- Text segment -
##########
Burbunga nigrosignata

Scientific classification
- Kingdom: Animalia
- Phylum: Arthropoda
- Clade: Pancrustacea
- Class: Insecta
- Order: Hemiptera
- Suborder: Auchenorrhyncha
- Family: Cicadidae
- Genus: Burbunga
- Species: B. nigrosignata
- Binomial name: Burbunga nigrosignata (Distant, 1904)
- Synonyms: Macrotristria nigrosignata Distant, 1904;

= Burbunga nigrosignata =

- Genus: Burbunga
- Species: nigrosignata
- Authority: (Distant, 1904)
- Synonyms: Macrotristria nigrosignata Distant, 1904

Species of cicada

Burbunga nigrosignata, also known as the floury bark cicada, is a species of cicada in the true cicada family. It is endemic to Australia. It was described in 1904 by English entomologist William Lucas Distant.

==Description==
The species has a forewing length of 42–58 mm.

==Distribution and habitat==
The syntype was collected in the vicinity of Cossack in the Pilbara region of Western Australia, some 1500 km north of Perth. The species has been recorded from the Carnarvon, Gascoyne, Geraldton Sandplains, Murchison, Pilbara and Yalgoo bioregions. It is found in low open scrubland habitats.

==Behaviour==
Adults have been heard in February, clinging to the branches of trees and shrubs, uttering loud buzzing calls.
##########
- What the task requires -
According to the cicada text, in what type of habitat is Burbunga nigrosignata found?

[Page segmentation data]
##########
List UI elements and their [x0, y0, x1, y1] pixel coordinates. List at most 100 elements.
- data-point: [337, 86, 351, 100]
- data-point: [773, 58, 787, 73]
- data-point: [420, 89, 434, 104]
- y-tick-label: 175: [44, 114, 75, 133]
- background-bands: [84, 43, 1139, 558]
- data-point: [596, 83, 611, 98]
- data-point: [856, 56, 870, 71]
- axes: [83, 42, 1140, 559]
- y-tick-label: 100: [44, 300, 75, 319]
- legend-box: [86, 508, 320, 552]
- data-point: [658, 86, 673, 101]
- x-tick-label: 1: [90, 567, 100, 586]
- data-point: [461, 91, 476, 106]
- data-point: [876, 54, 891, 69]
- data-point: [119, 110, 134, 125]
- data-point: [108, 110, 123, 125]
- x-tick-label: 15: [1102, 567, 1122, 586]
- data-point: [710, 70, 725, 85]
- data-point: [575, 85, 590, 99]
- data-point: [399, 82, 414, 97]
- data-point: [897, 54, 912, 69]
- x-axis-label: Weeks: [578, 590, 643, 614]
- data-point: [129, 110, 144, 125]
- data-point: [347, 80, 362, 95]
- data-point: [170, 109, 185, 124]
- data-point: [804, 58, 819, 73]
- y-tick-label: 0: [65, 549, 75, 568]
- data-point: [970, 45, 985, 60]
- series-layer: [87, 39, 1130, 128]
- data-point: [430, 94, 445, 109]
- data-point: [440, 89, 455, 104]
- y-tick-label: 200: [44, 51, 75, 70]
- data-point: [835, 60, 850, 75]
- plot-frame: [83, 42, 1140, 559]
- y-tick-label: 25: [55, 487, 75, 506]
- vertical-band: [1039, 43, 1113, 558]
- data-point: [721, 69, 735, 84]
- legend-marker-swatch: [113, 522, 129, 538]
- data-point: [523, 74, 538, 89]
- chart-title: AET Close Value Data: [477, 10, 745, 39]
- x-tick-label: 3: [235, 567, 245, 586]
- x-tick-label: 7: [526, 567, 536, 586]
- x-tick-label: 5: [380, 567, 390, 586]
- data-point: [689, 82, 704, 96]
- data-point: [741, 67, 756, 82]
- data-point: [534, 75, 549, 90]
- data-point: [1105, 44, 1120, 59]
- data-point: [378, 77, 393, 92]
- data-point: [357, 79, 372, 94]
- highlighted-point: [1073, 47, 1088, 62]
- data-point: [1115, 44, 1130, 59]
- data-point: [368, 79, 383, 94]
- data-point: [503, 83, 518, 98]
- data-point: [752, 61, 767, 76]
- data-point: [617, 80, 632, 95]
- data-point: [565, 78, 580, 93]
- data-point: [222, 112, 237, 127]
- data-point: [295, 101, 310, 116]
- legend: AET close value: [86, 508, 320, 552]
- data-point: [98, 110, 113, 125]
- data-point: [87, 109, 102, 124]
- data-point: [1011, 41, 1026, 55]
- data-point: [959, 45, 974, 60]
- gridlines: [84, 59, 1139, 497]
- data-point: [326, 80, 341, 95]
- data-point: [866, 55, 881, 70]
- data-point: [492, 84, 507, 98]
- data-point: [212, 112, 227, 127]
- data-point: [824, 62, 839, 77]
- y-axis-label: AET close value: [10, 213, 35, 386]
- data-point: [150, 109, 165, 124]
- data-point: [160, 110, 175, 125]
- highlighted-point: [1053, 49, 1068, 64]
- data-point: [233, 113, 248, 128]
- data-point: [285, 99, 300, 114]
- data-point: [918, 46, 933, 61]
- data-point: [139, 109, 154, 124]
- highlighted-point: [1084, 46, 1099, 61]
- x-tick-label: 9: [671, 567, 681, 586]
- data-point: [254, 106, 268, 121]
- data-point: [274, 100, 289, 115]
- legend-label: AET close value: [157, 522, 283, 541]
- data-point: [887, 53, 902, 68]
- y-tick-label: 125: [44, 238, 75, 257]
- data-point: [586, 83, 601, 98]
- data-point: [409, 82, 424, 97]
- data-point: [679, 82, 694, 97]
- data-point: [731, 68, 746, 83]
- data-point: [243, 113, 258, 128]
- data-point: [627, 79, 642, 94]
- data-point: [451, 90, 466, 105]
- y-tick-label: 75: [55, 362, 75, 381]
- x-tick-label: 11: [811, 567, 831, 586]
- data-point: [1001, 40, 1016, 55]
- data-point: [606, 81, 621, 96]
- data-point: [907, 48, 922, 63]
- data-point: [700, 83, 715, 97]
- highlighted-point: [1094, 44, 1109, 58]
##########
- Response to this exercise -
It is found in low open scrubland habitats.